__Data entries__
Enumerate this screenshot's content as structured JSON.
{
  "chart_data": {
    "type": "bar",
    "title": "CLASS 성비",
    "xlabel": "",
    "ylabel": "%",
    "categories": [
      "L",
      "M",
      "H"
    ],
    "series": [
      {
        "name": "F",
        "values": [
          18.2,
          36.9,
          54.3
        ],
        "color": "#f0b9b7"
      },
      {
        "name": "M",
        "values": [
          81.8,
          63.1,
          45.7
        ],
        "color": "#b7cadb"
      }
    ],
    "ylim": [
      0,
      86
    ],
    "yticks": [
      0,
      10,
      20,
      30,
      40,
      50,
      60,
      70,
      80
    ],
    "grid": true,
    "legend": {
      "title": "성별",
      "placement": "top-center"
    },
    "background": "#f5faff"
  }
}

* * *

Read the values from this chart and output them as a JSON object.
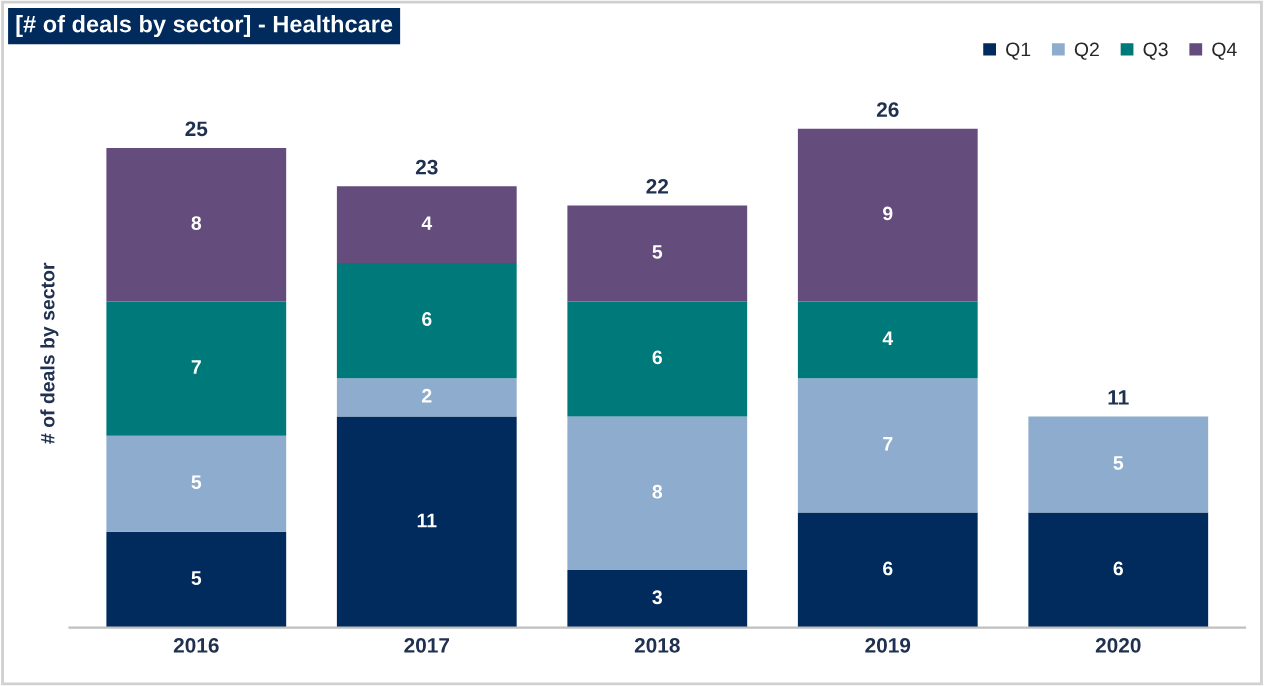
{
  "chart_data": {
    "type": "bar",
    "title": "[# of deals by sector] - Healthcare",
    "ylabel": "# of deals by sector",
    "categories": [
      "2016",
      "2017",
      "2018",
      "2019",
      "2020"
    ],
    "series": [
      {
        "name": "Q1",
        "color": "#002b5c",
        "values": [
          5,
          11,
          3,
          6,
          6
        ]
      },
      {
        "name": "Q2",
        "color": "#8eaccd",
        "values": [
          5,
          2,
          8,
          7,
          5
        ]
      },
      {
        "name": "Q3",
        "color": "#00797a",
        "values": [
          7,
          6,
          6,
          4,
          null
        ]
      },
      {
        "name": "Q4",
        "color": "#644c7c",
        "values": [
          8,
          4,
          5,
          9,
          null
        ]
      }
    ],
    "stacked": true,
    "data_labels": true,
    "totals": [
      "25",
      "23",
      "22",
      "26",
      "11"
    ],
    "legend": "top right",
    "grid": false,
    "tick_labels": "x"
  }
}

---

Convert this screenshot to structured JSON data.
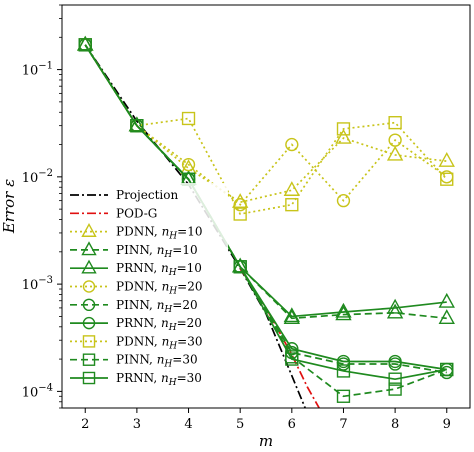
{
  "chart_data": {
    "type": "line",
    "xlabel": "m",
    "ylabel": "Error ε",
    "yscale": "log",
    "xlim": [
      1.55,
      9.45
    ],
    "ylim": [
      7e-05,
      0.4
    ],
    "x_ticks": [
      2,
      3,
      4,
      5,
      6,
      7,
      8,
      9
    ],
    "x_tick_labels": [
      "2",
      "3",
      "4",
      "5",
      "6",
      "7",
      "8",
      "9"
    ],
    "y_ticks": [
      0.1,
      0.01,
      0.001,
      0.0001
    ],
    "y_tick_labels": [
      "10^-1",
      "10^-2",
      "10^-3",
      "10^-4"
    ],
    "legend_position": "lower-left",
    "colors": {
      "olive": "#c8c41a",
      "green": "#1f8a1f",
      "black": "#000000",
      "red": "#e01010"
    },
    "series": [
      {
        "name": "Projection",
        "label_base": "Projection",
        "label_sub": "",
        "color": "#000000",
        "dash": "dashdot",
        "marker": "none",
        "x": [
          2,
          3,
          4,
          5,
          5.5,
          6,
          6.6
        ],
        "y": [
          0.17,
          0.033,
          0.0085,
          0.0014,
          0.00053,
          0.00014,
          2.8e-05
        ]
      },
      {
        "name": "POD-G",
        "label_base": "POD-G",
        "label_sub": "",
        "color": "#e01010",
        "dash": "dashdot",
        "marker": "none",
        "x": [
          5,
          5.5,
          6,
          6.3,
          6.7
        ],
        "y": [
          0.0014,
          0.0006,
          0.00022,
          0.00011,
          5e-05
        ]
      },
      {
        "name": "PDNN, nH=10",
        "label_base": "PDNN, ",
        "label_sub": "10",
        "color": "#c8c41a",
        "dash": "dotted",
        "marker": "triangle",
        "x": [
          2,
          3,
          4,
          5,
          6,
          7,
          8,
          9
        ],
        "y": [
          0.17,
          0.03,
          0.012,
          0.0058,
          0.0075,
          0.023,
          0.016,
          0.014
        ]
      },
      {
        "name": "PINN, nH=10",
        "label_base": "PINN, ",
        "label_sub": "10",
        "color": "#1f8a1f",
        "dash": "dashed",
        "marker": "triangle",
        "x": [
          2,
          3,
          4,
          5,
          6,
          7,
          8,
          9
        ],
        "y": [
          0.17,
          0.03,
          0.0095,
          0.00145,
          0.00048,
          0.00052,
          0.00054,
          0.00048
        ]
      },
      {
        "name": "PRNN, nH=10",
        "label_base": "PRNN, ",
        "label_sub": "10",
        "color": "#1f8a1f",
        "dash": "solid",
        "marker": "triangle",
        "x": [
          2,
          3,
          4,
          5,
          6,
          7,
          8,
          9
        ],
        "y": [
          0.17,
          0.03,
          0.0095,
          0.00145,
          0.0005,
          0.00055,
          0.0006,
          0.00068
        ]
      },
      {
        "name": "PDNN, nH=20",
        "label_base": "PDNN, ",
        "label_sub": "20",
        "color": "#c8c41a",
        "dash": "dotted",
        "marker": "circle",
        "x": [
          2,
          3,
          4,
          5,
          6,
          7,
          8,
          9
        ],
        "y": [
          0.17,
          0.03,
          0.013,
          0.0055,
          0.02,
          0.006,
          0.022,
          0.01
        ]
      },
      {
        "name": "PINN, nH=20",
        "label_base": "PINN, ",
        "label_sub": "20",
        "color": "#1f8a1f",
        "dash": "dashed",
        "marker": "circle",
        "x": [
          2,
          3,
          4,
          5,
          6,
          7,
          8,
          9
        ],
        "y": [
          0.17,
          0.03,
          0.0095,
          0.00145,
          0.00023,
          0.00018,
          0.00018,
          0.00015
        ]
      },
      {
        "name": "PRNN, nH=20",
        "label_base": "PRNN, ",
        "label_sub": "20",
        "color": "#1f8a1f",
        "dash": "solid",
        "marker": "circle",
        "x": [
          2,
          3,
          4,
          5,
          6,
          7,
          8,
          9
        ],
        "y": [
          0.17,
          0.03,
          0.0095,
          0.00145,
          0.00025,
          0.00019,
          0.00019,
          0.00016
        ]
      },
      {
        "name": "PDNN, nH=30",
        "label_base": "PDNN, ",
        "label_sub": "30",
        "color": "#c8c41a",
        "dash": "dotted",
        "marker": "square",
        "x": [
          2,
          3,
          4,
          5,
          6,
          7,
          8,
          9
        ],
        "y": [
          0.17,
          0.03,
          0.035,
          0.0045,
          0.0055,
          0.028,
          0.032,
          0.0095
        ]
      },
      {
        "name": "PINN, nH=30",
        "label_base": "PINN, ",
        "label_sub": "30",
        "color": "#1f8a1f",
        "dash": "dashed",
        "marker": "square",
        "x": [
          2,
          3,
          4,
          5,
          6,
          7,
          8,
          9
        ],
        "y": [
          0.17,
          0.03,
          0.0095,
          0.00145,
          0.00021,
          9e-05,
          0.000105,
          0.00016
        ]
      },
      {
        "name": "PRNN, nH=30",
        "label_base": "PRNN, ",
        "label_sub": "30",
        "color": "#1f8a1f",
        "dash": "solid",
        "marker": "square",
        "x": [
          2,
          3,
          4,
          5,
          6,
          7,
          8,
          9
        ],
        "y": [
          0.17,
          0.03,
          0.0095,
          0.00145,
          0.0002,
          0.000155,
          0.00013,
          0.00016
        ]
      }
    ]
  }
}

__Required work__
Scan the material line by line and report each one that contains "ylabel".

__Response__
    "ylabel": "%",
    "ylabel": "# of deals by sector",
    "ylabel": "Error ε",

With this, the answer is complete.